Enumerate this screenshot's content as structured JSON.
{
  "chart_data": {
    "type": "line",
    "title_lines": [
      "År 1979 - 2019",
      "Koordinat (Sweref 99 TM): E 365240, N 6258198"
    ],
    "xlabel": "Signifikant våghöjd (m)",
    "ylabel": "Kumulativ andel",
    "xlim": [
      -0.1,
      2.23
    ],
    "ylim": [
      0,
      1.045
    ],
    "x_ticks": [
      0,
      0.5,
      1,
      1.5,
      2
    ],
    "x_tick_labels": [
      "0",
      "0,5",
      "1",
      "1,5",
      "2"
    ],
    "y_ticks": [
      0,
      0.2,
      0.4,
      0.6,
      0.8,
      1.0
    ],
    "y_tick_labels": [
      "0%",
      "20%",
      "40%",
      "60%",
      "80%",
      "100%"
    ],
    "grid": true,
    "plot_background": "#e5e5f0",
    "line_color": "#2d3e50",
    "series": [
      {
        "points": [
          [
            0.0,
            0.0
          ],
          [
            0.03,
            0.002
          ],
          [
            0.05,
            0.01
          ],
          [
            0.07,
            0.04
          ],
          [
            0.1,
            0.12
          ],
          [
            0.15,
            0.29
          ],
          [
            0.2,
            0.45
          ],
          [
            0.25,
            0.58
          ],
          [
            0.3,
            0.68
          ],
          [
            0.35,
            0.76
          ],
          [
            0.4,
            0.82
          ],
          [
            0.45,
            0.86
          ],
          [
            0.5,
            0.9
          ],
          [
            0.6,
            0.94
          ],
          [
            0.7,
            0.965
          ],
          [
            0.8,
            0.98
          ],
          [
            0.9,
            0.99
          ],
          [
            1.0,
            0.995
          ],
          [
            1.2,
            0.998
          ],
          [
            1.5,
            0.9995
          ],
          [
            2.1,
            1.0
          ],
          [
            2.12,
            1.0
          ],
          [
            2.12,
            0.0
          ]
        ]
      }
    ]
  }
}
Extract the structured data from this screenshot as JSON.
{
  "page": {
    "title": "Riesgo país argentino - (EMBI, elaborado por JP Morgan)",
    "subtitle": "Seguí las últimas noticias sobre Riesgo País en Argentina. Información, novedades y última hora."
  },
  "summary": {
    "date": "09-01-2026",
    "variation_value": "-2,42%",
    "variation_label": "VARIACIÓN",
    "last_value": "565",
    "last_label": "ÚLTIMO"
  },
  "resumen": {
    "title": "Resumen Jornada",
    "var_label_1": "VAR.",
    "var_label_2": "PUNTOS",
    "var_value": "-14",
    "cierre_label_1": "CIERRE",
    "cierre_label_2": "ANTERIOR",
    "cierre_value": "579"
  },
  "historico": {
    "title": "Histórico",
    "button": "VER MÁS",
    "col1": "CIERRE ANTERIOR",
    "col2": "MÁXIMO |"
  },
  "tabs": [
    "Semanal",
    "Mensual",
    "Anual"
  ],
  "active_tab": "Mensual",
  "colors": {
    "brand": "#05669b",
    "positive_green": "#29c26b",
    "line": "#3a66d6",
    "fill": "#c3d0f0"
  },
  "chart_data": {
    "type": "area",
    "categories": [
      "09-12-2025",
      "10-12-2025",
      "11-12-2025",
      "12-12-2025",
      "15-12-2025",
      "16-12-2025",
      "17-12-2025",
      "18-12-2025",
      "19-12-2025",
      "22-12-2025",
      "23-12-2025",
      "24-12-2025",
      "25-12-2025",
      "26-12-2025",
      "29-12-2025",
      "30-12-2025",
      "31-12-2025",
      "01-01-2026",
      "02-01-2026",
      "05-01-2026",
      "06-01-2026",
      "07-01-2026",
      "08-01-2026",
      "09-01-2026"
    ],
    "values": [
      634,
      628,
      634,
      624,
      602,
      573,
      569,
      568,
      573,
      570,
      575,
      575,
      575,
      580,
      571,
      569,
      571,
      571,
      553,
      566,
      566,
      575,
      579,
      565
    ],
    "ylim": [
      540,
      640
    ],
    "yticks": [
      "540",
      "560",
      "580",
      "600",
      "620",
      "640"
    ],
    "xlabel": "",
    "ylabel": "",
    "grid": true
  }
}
━━━━
→ WHAT IS REQUIRED
Repeat every line of the data, exactly and in full.

→ EXERCISE SOLUTION
Enumerate this screenshot's content as structured JSON.
{
  "chart_data": {
    "type": "line",
    "title_lines": [
      "År 1979 - 2019",
      "Koordinat (Sweref 99 TM): E 365240, N 6258198"
    ],
    "xlabel": "Signifikant våghöjd (m)",
    "ylabel": "Kumulativ andel",
    "xlim": [
      -0.1,
      2.23
    ],
    "ylim": [
      0,
      1.045
    ],
    "x_ticks": [
      0,
      0.5,
      1,
      1.5,
      2
    ],
    "x_tick_labels": [
      "0",
      "0,5",
      "1",
      "1,5",
      "2"
    ],
    "y_ticks": [
      0,
      0.2,
      0.4,
      0.6,
      0.8,
      1.0
    ],
    "y_tick_labels": [
      "0%",
      "20%",
      "40%",
      "60%",
      "80%",
      "100%"
    ],
    "grid": true,
    "plot_background": "#e5e5f0",
    "line_color": "#2d3e50",
    "series": [
      {
        "points": [
          [
            0.0,
            0.0
          ],
          [
            0.03,
            0.002
          ],
          [
            0.05,
            0.01
          ],
          [
            0.07,
            0.04
          ],
          [
            0.1,
            0.12
          ],
          [
            0.15,
            0.29
          ],
          [
            0.2,
            0.45
          ],
          [
            0.25,
            0.58
          ],
          [
            0.3,
            0.68
          ],
          [
            0.35,
            0.76
          ],
          [
            0.4,
            0.82
          ],
          [
            0.45,
            0.86
          ],
          [
            0.5,
            0.9
          ],
          [
            0.6,
            0.94
          ],
          [
            0.7,
            0.965
          ],
          [
            0.8,
            0.98
          ],
          [
            0.9,
            0.99
          ],
          [
            1.0,
            0.995
          ],
          [
            1.2,
            0.998
          ],
          [
            1.5,
            0.9995
          ],
          [
            2.1,
            1.0
          ],
          [
            2.12,
            1.0
          ],
          [
            2.12,
            0.0
          ]
        ]
      }
    ]
  }
}
Extract the structured data from this screenshot as JSON.
{
  "page": {
    "title": "Riesgo país argentino - (EMBI, elaborado por JP Morgan)",
    "subtitle": "Seguí las últimas noticias sobre Riesgo País en Argentina. Información, novedades y última hora."
  },
  "summary": {
    "date": "09-01-2026",
    "variation_value": "-2,42%",
    "variation_label": "VARIACIÓN",
    "last_value": "565",
    "last_label": "ÚLTIMO"
  },
  "resumen": {
    "title": "Resumen Jornada",
    "var_label_1": "VAR.",
    "var_label_2": "PUNTOS",
    "var_value": "-14",
    "cierre_label_1": "CIERRE",
    "cierre_label_2": "ANTERIOR",
    "cierre_value": "579"
  },
  "historico": {
    "title": "Histórico",
    "button": "VER MÁS",
    "col1": "CIERRE ANTERIOR",
    "col2": "MÁXIMO |"
  },
  "tabs": [
    "Semanal",
    "Mensual",
    "Anual"
  ],
  "active_tab": "Mensual",
  "colors": {
    "brand": "#05669b",
    "positive_green": "#29c26b",
    "line": "#3a66d6",
    "fill": "#c3d0f0"
  },
  "chart_data": {
    "type": "area",
    "categories": [
      "09-12-2025",
      "10-12-2025",
      "11-12-2025",
      "12-12-2025",
      "15-12-2025",
      "16-12-2025",
      "17-12-2025",
      "18-12-2025",
      "19-12-2025",
      "22-12-2025",
      "23-12-2025",
      "24-12-2025",
      "25-12-2025",
      "26-12-2025",
      "29-12-2025",
      "30-12-2025",
      "31-12-2025",
      "01-01-2026",
      "02-01-2026",
      "05-01-2026",
      "06-01-2026",
      "07-01-2026",
      "08-01-2026",
      "09-01-2026"
    ],
    "values": [
      634,
      628,
      634,
      624,
      602,
      573,
      569,
      568,
      573,
      570,
      575,
      575,
      575,
      580,
      571,
      569,
      571,
      571,
      553,
      566,
      566,
      575,
      579,
      565
    ],
    "ylim": [
      540,
      640
    ],
    "yticks": [
      "540",
      "560",
      "580",
      "600",
      "620",
      "640"
    ],
    "xlabel": "",
    "ylabel": "",
    "grid": true
  }
}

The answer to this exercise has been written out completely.